Data extract |
'''

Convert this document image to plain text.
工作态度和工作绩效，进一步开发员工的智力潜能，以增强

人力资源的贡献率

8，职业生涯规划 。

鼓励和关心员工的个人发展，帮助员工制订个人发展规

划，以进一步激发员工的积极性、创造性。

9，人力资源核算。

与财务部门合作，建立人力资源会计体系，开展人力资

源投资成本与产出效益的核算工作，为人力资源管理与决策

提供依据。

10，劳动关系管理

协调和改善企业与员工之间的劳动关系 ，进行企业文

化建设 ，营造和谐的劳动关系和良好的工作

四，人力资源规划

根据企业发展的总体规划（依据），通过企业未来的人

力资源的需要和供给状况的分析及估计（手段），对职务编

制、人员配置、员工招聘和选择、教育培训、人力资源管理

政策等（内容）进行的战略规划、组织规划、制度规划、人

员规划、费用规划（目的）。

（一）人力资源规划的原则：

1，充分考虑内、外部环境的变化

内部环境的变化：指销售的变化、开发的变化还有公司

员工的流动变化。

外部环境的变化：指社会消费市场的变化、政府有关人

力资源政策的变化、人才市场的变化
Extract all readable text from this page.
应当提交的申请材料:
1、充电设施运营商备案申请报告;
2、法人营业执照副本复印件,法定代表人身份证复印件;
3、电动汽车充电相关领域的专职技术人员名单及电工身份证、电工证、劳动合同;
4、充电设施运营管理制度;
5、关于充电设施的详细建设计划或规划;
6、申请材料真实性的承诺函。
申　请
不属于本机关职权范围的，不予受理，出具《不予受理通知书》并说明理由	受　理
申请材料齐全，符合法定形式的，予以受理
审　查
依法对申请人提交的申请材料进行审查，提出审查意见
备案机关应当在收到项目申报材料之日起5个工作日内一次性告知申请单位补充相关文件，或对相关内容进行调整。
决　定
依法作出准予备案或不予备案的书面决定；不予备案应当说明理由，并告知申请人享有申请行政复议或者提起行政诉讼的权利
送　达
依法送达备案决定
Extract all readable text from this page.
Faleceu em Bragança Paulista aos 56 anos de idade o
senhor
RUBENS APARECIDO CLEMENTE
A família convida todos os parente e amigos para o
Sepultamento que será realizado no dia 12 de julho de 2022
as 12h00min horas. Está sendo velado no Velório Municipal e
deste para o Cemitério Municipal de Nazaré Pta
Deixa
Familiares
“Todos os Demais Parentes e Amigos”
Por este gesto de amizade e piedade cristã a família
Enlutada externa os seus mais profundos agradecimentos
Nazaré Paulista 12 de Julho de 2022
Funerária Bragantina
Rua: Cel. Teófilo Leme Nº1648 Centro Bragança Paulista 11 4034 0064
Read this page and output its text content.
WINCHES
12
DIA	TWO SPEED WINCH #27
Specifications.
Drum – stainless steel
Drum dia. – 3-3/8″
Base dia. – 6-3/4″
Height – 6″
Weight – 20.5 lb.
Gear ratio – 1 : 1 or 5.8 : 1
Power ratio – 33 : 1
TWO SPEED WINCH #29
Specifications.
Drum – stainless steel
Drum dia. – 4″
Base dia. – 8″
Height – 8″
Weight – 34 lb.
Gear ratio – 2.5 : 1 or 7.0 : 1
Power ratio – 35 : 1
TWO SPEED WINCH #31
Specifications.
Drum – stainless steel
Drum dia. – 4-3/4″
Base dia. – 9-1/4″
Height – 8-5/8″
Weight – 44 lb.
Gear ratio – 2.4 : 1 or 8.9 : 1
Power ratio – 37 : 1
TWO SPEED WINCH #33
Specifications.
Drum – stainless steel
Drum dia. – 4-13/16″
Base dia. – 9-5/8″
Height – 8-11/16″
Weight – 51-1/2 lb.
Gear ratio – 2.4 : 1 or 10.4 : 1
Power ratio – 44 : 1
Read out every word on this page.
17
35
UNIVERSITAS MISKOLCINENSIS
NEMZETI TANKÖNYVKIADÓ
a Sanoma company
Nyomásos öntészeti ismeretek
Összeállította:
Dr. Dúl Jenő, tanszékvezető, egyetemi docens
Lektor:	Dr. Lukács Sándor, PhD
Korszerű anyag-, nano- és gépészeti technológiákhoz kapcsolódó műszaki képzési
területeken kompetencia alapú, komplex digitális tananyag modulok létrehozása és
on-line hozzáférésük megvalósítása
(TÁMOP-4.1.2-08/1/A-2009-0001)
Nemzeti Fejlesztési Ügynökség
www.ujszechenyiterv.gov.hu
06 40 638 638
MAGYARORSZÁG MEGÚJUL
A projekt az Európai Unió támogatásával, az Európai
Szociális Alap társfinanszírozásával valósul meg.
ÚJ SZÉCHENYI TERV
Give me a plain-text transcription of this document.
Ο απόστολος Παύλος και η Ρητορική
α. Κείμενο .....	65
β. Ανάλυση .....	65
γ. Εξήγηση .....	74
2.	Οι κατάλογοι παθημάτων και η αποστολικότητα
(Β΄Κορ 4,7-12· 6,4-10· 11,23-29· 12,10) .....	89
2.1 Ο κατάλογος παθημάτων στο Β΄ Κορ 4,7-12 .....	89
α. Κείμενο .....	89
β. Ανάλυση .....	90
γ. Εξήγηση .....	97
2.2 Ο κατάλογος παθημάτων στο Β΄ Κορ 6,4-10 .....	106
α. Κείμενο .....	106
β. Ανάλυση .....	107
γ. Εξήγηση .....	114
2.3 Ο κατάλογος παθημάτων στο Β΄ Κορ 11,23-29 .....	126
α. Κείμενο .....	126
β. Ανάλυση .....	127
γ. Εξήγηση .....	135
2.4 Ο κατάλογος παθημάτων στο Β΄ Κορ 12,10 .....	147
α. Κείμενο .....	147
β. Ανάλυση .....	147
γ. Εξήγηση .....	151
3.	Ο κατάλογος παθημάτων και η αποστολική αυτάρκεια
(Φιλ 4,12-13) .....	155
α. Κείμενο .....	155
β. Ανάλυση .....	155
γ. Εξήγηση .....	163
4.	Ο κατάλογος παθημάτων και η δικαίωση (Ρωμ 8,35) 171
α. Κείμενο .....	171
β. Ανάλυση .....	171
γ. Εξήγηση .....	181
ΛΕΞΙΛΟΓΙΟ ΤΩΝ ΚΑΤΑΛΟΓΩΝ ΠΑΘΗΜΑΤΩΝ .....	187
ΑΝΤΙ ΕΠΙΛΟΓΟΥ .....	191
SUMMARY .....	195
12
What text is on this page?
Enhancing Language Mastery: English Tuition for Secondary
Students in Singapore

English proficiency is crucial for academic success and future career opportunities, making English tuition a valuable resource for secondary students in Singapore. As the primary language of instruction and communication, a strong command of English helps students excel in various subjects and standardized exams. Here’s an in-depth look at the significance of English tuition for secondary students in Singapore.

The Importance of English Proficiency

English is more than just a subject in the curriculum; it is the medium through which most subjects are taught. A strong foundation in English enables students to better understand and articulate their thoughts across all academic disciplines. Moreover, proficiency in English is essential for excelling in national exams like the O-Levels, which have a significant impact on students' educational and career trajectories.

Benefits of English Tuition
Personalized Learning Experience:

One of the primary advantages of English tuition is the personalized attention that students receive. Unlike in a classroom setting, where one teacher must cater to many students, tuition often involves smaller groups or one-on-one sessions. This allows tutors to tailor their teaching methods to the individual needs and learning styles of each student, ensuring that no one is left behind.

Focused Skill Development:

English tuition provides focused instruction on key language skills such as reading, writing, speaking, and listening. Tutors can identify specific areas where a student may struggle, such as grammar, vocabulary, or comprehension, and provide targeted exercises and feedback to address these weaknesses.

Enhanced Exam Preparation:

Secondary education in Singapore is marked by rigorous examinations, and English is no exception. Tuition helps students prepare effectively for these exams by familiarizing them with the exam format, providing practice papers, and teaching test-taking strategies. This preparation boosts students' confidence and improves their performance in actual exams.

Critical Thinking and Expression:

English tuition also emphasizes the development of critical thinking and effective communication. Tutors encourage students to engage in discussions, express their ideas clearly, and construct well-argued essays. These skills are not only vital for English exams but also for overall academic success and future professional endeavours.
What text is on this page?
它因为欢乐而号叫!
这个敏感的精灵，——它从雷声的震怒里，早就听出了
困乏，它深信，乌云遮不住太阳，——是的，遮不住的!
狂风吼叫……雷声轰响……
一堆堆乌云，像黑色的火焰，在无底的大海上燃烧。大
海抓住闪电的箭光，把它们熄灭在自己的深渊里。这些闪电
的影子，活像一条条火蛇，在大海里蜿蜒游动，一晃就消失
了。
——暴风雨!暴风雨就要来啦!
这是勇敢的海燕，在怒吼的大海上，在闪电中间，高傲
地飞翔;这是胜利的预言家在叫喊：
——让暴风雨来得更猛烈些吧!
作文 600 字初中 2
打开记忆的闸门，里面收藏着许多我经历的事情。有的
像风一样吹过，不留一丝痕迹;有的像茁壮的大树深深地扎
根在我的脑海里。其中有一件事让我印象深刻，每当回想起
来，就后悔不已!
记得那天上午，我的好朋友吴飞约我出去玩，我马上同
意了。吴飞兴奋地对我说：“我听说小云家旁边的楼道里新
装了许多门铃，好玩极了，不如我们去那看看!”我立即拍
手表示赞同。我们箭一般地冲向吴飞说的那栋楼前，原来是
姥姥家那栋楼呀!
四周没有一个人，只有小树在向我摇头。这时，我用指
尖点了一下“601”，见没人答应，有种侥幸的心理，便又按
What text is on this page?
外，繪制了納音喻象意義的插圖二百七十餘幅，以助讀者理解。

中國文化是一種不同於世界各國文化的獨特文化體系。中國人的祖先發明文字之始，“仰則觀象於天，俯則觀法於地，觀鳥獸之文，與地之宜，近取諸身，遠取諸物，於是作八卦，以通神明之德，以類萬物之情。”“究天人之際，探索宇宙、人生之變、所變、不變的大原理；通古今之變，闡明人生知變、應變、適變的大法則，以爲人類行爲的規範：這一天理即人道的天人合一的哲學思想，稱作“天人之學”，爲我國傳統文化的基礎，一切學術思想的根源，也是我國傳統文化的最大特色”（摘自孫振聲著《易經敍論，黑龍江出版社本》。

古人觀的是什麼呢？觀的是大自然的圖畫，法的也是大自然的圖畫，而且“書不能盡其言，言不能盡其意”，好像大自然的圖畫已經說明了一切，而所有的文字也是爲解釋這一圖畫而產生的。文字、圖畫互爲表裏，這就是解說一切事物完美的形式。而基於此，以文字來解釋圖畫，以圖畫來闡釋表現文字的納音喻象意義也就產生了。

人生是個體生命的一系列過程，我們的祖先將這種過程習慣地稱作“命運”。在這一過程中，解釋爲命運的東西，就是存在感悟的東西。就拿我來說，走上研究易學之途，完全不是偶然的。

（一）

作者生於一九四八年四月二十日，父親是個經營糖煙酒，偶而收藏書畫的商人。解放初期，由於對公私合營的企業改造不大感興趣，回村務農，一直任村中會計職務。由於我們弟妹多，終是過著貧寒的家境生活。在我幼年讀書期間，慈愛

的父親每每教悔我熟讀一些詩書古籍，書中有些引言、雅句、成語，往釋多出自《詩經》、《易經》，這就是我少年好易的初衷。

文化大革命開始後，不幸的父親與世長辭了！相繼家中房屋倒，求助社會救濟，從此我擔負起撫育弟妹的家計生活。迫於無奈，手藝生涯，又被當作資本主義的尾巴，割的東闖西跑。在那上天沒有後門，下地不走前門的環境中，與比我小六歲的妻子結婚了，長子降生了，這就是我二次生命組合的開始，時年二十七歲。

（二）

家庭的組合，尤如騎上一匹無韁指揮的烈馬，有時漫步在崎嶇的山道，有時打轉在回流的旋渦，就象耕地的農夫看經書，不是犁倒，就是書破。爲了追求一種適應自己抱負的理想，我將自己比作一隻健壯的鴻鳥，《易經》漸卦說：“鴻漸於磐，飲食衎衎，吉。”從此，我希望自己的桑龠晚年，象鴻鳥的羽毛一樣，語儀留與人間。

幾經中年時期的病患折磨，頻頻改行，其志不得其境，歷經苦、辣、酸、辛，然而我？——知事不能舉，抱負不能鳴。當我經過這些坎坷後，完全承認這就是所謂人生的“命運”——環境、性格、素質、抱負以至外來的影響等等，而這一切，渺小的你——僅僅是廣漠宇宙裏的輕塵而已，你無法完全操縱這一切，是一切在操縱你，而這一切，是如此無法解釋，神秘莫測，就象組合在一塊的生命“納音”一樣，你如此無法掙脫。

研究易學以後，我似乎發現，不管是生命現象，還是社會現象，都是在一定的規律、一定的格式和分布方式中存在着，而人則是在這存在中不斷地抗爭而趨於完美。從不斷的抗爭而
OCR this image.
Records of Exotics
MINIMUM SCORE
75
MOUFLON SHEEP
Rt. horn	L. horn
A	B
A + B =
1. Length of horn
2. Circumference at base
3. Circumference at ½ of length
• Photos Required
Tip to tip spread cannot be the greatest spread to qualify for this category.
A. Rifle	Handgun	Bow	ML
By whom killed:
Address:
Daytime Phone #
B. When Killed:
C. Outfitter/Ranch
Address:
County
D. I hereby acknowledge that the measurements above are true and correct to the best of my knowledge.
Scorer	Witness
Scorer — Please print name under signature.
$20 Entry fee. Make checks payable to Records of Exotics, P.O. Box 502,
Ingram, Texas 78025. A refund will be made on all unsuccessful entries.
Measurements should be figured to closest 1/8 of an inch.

'''

Aim of the task | State how many lines of the material contain the string "Height", with no other words.

Response to the task | 4